[A run of records]

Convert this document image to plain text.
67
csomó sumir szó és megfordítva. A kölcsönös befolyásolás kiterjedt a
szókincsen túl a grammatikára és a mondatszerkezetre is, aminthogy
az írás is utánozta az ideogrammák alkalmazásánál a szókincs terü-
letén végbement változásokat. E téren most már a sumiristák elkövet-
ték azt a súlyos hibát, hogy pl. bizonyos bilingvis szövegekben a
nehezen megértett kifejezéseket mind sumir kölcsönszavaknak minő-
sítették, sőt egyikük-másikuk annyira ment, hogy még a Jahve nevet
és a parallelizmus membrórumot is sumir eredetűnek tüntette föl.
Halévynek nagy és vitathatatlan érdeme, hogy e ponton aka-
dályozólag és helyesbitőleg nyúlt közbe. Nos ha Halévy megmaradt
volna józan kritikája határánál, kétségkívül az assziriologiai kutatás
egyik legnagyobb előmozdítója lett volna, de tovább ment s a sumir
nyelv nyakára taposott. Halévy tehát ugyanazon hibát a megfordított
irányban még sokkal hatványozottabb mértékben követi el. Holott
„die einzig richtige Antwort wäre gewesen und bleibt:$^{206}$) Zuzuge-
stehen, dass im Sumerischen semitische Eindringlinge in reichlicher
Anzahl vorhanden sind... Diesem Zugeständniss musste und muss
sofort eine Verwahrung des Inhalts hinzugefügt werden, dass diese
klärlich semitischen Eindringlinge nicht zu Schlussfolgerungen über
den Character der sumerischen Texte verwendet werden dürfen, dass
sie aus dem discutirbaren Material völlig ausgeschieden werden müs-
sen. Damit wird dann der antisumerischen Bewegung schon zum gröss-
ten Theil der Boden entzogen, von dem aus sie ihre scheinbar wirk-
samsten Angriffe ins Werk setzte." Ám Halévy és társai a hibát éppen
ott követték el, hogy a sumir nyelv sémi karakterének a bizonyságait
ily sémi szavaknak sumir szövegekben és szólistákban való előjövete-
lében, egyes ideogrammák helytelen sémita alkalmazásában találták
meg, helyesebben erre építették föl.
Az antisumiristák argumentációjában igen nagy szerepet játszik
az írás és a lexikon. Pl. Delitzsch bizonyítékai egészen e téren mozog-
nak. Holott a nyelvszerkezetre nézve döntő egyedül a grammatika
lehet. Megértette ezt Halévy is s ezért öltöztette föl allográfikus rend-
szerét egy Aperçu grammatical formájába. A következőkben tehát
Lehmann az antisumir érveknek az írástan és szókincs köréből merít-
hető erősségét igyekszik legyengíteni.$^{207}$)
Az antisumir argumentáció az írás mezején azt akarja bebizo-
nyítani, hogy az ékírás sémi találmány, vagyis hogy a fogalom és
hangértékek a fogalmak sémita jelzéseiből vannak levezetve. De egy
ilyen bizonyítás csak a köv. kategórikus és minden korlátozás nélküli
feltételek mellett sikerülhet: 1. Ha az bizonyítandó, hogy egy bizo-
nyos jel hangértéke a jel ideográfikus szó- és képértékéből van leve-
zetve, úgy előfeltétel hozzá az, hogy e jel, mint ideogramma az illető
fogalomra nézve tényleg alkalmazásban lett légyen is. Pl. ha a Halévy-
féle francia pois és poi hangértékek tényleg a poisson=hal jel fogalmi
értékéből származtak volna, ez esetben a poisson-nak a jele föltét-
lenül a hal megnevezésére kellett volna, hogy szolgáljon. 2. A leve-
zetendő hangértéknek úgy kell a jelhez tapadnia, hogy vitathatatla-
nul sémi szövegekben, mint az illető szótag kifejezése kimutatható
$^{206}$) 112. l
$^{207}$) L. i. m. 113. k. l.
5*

Your objective →
Your task is to gather every line with the word "Eindringlinge" and copy it.

Reply to the exercise →
stehen, dass im Sumerischen semitische Eindringlinge in reichlicher
klärlich semitischen Eindringlinge nicht zu Schlussfolgerungen über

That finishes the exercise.